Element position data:

· · · ·

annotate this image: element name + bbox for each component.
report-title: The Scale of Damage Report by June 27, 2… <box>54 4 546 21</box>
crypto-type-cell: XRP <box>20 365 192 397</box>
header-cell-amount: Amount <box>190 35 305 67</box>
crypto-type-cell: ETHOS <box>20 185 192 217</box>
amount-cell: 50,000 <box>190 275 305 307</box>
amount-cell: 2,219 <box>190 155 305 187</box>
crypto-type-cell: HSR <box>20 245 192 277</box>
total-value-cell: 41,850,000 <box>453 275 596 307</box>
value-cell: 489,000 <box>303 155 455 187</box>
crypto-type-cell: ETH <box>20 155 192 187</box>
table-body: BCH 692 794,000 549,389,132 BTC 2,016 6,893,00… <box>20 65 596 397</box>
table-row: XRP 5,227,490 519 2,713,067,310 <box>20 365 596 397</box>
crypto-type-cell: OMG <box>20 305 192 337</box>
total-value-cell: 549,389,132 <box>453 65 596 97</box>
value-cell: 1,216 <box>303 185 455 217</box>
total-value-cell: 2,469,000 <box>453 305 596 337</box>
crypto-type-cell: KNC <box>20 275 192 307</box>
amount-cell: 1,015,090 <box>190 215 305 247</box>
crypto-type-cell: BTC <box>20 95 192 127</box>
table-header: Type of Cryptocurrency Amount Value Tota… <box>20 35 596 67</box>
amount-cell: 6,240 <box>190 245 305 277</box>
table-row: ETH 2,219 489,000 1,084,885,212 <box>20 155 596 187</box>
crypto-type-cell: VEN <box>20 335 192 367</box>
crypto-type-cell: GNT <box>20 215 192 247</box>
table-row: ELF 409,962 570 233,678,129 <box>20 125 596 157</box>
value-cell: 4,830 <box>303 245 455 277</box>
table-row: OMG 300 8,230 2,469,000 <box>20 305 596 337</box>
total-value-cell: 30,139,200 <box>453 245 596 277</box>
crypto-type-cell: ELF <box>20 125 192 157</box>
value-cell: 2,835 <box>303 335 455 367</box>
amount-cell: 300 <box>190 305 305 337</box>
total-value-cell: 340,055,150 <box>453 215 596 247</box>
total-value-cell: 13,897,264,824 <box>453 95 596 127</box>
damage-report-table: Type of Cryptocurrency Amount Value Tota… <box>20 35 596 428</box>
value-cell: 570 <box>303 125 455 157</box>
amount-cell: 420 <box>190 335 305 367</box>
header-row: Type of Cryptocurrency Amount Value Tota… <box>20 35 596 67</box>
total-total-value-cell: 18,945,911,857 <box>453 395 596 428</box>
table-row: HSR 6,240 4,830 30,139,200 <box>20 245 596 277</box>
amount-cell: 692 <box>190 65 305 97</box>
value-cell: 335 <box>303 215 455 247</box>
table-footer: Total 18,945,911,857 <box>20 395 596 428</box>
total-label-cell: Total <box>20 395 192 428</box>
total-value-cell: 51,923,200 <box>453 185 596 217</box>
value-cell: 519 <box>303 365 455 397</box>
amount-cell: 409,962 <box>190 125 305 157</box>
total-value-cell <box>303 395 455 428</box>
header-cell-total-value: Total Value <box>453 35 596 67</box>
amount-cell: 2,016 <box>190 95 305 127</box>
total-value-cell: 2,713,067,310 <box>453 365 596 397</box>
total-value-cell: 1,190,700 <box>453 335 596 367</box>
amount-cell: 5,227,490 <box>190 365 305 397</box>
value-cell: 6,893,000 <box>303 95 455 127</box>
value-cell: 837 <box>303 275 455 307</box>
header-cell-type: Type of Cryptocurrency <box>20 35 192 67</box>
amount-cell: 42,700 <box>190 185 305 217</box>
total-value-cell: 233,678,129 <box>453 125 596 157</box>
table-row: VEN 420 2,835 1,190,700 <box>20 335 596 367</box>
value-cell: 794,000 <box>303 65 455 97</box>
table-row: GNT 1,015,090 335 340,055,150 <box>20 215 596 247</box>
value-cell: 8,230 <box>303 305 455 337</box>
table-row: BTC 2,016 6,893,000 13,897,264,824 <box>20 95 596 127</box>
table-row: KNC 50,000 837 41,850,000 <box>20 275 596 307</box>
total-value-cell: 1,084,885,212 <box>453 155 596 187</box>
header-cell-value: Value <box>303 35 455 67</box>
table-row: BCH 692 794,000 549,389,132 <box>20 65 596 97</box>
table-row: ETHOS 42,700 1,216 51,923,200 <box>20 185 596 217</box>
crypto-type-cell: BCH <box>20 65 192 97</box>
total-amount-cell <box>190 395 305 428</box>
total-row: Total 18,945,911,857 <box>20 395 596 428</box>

· · · ·

### Direction
Put the lines above into a numbered list, leaving out any blank lines.

### Answer to this problem
1. annotate this image: element name + bbox for each component.
2. report-title: The Scale of Damage Report by June 27, 2… <box>54 4 546 21</box>
3. crypto-type-cell: XRP <box>20 365 192 397</box>
4. header-cell-amount: Amount <box>190 35 305 67</box>
5. crypto-type-cell: ETHOS <box>20 185 192 217</box>
6. amount-cell: 50,000 <box>190 275 305 307</box>
7. amount-cell: 2,219 <box>190 155 305 187</box>
8. crypto-type-cell: HSR <box>20 245 192 277</box>
9. total-value-cell: 41,850,000 <box>453 275 596 307</box>
10. value-cell: 489,000 <box>303 155 455 187</box>
11. crypto-type-cell: ETH <box>20 155 192 187</box>
12. table-body: BCH 692 794,000 549,389,132 BTC 2,016 6,893,00… <box>20 65 596 397</box>
13. table-row: XRP 5,227,490 519 2,713,067,310 <box>20 365 596 397</box>
14. crypto-type-cell: OMG <box>20 305 192 337</box>
15. total-value-cell: 549,389,132 <box>453 65 596 97</box>
16. value-cell: 1,216 <box>303 185 455 217</box>
17. total-value-cell: 2,469,000 <box>453 305 596 337</box>
18. crypto-type-cell: KNC <box>20 275 192 307</box>
19. amount-cell: 1,015,090 <box>190 215 305 247</box>
20. crypto-type-cell: BTC <box>20 95 192 127</box>
21. table-header: Type of Cryptocurrency Amount Value Tota… <box>20 35 596 67</box>
22. amount-cell: 6,240 <box>190 245 305 277</box>
23. table-row: ETH 2,219 489,000 1,084,885,212 <box>20 155 596 187</box>
24. crypto-type-cell: VEN <box>20 335 192 367</box>
25. crypto-type-cell: GNT <box>20 215 192 247</box>
26. table-row: ELF 409,962 570 233,678,129 <box>20 125 596 157</box>
27. value-cell: 4,830 <box>303 245 455 277</box>
28. table-row: OMG 300 8,230 2,469,000 <box>20 305 596 337</box>
29. total-value-cell: 30,139,200 <box>453 245 596 277</box>
30. crypto-type-cell: ELF <box>20 125 192 157</box>
31. value-cell: 2,835 <box>303 335 455 367</box>
32. amount-cell: 300 <box>190 305 305 337</box>
33. total-value-cell: 340,055,150 <box>453 215 596 247</box>
34. total-value-cell: 13,897,264,824 <box>453 95 596 127</box>
35. damage-report-table: Type of Cryptocurrency Amount Value Tota… <box>20 35 596 428</box>
36. value-cell: 570 <box>303 125 455 157</box>
37. amount-cell: 420 <box>190 335 305 367</box>
38. header-row: Type of Cryptocurrency Amount Value Tota… <box>20 35 596 67</box>
39. total-total-value-cell: 18,945,911,857 <box>453 395 596 428</box>
40. table-row: HSR 6,240 4,830 30,139,200 <box>20 245 596 277</box>
41. amount-cell: 692 <box>190 65 305 97</box>
42. value-cell: 335 <box>303 215 455 247</box>
43. table-footer: Total 18,945,911,857 <box>20 395 596 428</box>
44. total-label-cell: Total <box>20 395 192 428</box>
45. total-value-cell: 51,923,200 <box>453 185 596 217</box>
46. value-cell: 519 <box>303 365 455 397</box>
47. amount-cell: 409,962 <box>190 125 305 157</box>
48. total-value-cell <box>303 395 455 428</box>
49. header-cell-total-value: Total Value <box>453 35 596 67</box>
50. amount-cell: 2,016 <box>190 95 305 127</box>
51. total-value-cell: 2,713,067,310 <box>453 365 596 397</box>
52. total-value-cell: 1,190,700 <box>453 335 596 367</box>
53. amount-cell: 5,227,490 <box>190 365 305 397</box>
54. value-cell: 6,893,000 <box>303 95 455 127</box>
55. value-cell: 837 <box>303 275 455 307</box>
56. header-cell-type: Type of Cryptocurrency <box>20 35 192 67</box>
57. amount-cell: 42,700 <box>190 185 305 217</box>
58. total-value-cell: 233,678,129 <box>453 125 596 157</box>
59. table-row: VEN 420 2,835 1,190,700 <box>20 335 596 367</box>
60. value-cell: 794,000 <box>303 65 455 97</box>
61. table-row: GNT 1,015,090 335 340,055,150 <box>20 215 596 247</box>
62. value-cell: 8,230 <box>303 305 455 337</box>
63. table-row: BTC 2,016 6,893,000 13,897,264,824 <box>20 95 596 127</box>
64. table-row: KNC 50,000 837 41,850,000 <box>20 275 596 307</box>
65. total-value-cell: 1,084,885,212 <box>453 155 596 187</box>
66. header-cell-value: Value <box>303 35 455 67</box>
67. table-row: BCH 692 794,000 549,389,132 <box>20 65 596 97</box>
68. table-row: ETHOS 42,700 1,216 51,923,200 <box>20 185 596 217</box>
69. crypto-type-cell: BCH <box>20 65 192 97</box>
70. total-amount-cell <box>190 395 305 428</box>
71. total-row: Total 18,945,911,857 <box>20 395 596 428</box>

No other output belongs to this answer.